• _TASK TO CARRY OUT_
Each line containing the word "title" needs to be copied.

• _DATA LINES_
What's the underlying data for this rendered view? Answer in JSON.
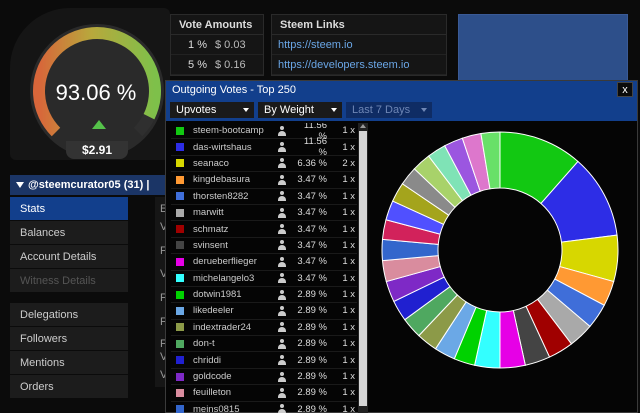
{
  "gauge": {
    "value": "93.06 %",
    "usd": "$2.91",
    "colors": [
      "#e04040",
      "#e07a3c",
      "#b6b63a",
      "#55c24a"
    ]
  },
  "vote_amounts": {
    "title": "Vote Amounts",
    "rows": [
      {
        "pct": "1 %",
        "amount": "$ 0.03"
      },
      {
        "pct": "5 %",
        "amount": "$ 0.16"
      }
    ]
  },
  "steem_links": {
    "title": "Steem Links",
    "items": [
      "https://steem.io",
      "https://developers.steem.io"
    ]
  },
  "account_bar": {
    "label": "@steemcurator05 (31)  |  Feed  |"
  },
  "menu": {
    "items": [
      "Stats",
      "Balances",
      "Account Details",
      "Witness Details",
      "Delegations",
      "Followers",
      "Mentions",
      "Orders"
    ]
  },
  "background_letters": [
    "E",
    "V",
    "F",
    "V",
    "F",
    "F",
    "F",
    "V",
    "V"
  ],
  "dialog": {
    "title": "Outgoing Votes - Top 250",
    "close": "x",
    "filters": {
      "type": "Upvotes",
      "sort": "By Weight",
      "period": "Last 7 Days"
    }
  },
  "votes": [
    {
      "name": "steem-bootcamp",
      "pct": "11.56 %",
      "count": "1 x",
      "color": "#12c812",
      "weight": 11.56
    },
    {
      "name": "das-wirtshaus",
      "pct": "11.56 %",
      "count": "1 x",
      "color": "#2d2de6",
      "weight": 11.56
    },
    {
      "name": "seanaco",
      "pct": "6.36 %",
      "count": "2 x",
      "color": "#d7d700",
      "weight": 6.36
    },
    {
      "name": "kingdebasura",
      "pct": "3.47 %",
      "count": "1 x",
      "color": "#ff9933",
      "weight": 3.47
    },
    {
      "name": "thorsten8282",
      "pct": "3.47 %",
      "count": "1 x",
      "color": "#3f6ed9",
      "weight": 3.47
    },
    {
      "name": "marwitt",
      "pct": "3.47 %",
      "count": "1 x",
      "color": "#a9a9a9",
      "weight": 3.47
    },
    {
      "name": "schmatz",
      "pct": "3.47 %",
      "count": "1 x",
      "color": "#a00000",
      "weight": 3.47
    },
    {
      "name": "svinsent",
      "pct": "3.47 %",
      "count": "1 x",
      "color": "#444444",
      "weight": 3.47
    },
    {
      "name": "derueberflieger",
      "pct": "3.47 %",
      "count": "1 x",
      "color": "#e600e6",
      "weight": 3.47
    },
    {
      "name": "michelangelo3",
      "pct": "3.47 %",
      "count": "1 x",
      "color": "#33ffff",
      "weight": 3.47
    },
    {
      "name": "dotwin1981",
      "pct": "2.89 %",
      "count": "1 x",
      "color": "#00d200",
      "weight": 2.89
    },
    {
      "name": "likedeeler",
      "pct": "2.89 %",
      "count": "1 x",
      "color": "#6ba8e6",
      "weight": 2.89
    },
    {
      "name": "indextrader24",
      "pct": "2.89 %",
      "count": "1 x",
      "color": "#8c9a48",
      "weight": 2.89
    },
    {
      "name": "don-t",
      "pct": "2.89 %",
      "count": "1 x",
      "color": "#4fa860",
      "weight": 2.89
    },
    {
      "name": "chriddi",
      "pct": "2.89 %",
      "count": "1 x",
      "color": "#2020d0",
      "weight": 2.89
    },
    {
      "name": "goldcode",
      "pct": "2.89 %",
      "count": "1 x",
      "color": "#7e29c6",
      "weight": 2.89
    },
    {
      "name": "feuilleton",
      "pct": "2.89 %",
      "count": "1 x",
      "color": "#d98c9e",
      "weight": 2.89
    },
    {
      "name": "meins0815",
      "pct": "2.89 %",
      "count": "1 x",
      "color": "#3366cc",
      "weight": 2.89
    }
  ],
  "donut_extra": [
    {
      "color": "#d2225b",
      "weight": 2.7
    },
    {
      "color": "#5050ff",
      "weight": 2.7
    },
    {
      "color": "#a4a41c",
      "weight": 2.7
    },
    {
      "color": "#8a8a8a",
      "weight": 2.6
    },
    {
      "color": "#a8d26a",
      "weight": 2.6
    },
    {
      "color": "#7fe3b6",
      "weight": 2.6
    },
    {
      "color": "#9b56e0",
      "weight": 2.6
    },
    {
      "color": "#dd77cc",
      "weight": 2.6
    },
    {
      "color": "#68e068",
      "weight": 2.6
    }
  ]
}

• _FULL OUTPUT_
    "title": "Vote Amounts",
    "title": "Steem Links",
    "title": "Outgoing Votes - Top 250",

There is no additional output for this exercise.